— begin —

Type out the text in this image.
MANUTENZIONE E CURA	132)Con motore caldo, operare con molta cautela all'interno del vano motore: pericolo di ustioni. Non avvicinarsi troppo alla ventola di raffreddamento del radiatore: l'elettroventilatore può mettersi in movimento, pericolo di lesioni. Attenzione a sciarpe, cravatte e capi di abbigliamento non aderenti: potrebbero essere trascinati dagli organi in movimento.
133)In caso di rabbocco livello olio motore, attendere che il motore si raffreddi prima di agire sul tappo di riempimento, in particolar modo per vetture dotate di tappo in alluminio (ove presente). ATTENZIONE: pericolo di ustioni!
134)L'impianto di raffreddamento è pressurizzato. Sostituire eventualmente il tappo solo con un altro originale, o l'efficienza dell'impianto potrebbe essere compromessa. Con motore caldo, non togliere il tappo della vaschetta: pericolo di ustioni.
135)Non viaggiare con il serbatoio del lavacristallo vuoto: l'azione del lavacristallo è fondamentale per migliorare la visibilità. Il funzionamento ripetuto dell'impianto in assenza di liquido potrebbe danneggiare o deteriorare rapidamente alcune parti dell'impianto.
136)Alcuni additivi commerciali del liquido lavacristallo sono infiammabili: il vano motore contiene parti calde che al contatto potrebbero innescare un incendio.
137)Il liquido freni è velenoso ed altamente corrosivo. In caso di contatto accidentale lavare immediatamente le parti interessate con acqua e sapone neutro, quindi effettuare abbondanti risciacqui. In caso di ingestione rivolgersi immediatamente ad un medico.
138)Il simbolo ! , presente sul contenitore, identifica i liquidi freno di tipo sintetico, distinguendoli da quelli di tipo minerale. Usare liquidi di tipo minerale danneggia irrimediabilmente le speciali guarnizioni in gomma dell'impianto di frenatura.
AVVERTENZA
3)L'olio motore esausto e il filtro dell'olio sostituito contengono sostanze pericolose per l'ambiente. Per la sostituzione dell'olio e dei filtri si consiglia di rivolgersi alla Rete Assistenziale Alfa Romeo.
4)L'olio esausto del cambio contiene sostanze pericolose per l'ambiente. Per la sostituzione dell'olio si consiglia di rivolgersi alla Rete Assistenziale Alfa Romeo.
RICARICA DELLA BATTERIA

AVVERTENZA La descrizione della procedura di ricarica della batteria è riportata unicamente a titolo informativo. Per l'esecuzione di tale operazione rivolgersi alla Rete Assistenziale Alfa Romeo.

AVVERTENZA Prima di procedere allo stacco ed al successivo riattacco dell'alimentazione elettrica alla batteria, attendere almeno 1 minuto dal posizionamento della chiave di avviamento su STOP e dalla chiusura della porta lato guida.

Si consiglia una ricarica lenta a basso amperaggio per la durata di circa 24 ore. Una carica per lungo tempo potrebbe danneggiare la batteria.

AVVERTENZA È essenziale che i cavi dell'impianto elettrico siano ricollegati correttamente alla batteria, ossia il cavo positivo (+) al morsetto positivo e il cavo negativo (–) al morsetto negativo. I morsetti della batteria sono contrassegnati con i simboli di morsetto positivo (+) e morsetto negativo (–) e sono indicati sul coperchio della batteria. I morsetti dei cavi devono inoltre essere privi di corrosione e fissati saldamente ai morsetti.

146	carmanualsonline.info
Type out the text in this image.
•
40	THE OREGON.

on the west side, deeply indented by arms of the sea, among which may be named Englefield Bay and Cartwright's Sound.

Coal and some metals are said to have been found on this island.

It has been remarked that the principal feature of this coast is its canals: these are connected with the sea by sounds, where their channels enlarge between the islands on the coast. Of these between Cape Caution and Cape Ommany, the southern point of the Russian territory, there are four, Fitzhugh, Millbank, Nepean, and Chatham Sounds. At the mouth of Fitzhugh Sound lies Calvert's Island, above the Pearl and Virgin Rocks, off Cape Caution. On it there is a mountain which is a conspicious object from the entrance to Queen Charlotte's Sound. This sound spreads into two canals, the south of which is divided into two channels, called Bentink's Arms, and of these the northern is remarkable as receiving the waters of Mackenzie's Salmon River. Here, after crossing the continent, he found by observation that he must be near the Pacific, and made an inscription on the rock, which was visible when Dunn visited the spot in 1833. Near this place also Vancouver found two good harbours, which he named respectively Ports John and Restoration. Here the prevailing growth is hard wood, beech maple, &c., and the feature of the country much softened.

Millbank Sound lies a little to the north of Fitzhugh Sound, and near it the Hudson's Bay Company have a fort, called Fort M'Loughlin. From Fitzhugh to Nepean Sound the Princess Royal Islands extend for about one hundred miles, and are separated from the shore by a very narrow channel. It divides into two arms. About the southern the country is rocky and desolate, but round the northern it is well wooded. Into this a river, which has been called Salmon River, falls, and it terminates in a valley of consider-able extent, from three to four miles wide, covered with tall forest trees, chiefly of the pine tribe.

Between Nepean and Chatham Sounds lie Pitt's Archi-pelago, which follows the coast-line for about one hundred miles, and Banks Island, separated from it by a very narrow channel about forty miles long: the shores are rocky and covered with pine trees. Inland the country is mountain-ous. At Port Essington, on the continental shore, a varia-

— end —

§ **Your instructions**
Every line of the records above needs to be given again exactly.

§ **Answer below**
Type out the text in this image.
MANUTENZIONE E CURA	132)Con motore caldo, operare con molta cautela all'interno del vano motore: pericolo di ustioni. Non avvicinarsi troppo alla ventola di raffreddamento del radiatore: l'elettroventilatore può mettersi in movimento, pericolo di lesioni. Attenzione a sciarpe, cravatte e capi di abbigliamento non aderenti: potrebbero essere trascinati dagli organi in movimento.
133)In caso di rabbocco livello olio motore, attendere che il motore si raffreddi prima di agire sul tappo di riempimento, in particolar modo per vetture dotate di tappo in alluminio (ove presente). ATTENZIONE: pericolo di ustioni!
134)L'impianto di raffreddamento è pressurizzato. Sostituire eventualmente il tappo solo con un altro originale, o l'efficienza dell'impianto potrebbe essere compromessa. Con motore caldo, non togliere il tappo della vaschetta: pericolo di ustioni.
135)Non viaggiare con il serbatoio del lavacristallo vuoto: l'azione del lavacristallo è fondamentale per migliorare la visibilità. Il funzionamento ripetuto dell'impianto in assenza di liquido potrebbe danneggiare o deteriorare rapidamente alcune parti dell'impianto.
136)Alcuni additivi commerciali del liquido lavacristallo sono infiammabili: il vano motore contiene parti calde che al contatto potrebbero innescare un incendio.
137)Il liquido freni è velenoso ed altamente corrosivo. In caso di contatto accidentale lavare immediatamente le parti interessate con acqua e sapone neutro, quindi effettuare abbondanti risciacqui. In caso di ingestione rivolgersi immediatamente ad un medico.
138)Il simbolo ! , presente sul contenitore, identifica i liquidi freno di tipo sintetico, distinguendoli da quelli di tipo minerale. Usare liquidi di tipo minerale danneggia irrimediabilmente le speciali guarnizioni in gomma dell'impianto di frenatura.
AVVERTENZA
3)L'olio motore esausto e il filtro dell'olio sostituito contengono sostanze pericolose per l'ambiente. Per la sostituzione dell'olio e dei filtri si consiglia di rivolgersi alla Rete Assistenziale Alfa Romeo.
4)L'olio esausto del cambio contiene sostanze pericolose per l'ambiente. Per la sostituzione dell'olio si consiglia di rivolgersi alla Rete Assistenziale Alfa Romeo.
RICARICA DELLA BATTERIA

AVVERTENZA La descrizione della procedura di ricarica della batteria è riportata unicamente a titolo informativo. Per l'esecuzione di tale operazione rivolgersi alla Rete Assistenziale Alfa Romeo.

AVVERTENZA Prima di procedere allo stacco ed al successivo riattacco dell'alimentazione elettrica alla batteria, attendere almeno 1 minuto dal posizionamento della chiave di avviamento su STOP e dalla chiusura della porta lato guida.

Si consiglia una ricarica lenta a basso amperaggio per la durata di circa 24 ore. Una carica per lungo tempo potrebbe danneggiare la batteria.

AVVERTENZA È essenziale che i cavi dell'impianto elettrico siano ricollegati correttamente alla batteria, ossia il cavo positivo (+) al morsetto positivo e il cavo negativo (–) al morsetto negativo. I morsetti della batteria sono contrassegnati con i simboli di morsetto positivo (+) e morsetto negativo (–) e sono indicati sul coperchio della batteria. I morsetti dei cavi devono inoltre essere privi di corrosione e fissati saldamente ai morsetti.

146	carmanualsonline.info
Type out the text in this image.
•
40	THE OREGON.

on the west side, deeply indented by arms of the sea, among which may be named Englefield Bay and Cartwright's Sound.

Coal and some metals are said to have been found on this island.

It has been remarked that the principal feature of this coast is its canals: these are connected with the sea by sounds, where their channels enlarge between the islands on the coast. Of these between Cape Caution and Cape Ommany, the southern point of the Russian territory, there are four, Fitzhugh, Millbank, Nepean, and Chatham Sounds. At the mouth of Fitzhugh Sound lies Calvert's Island, above the Pearl and Virgin Rocks, off Cape Caution. On it there is a mountain which is a conspicious object from the entrance to Queen Charlotte's Sound. This sound spreads into two canals, the south of which is divided into two channels, called Bentink's Arms, and of these the northern is remarkable as receiving the waters of Mackenzie's Salmon River. Here, after crossing the continent, he found by observation that he must be near the Pacific, and made an inscription on the rock, which was visible when Dunn visited the spot in 1833. Near this place also Vancouver found two good harbours, which he named respectively Ports John and Restoration. Here the prevailing growth is hard wood, beech maple, &c., and the feature of the country much softened.

Millbank Sound lies a little to the north of Fitzhugh Sound, and near it the Hudson's Bay Company have a fort, called Fort M'Loughlin. From Fitzhugh to Nepean Sound the Princess Royal Islands extend for about one hundred miles, and are separated from the shore by a very narrow channel. It divides into two arms. About the southern the country is rocky and desolate, but round the northern it is well wooded. Into this a river, which has been called Salmon River, falls, and it terminates in a valley of consider-able extent, from three to four miles wide, covered with tall forest trees, chiefly of the pine tribe.

Between Nepean and Chatham Sounds lie Pitt's Archi-pelago, which follows the coast-line for about one hundred miles, and Banks Island, separated from it by a very narrow channel about forty miles long: the shores are rocky and covered with pine trees. Inland the country is mountain-ous. At Port Essington, on the continental shore, a varia-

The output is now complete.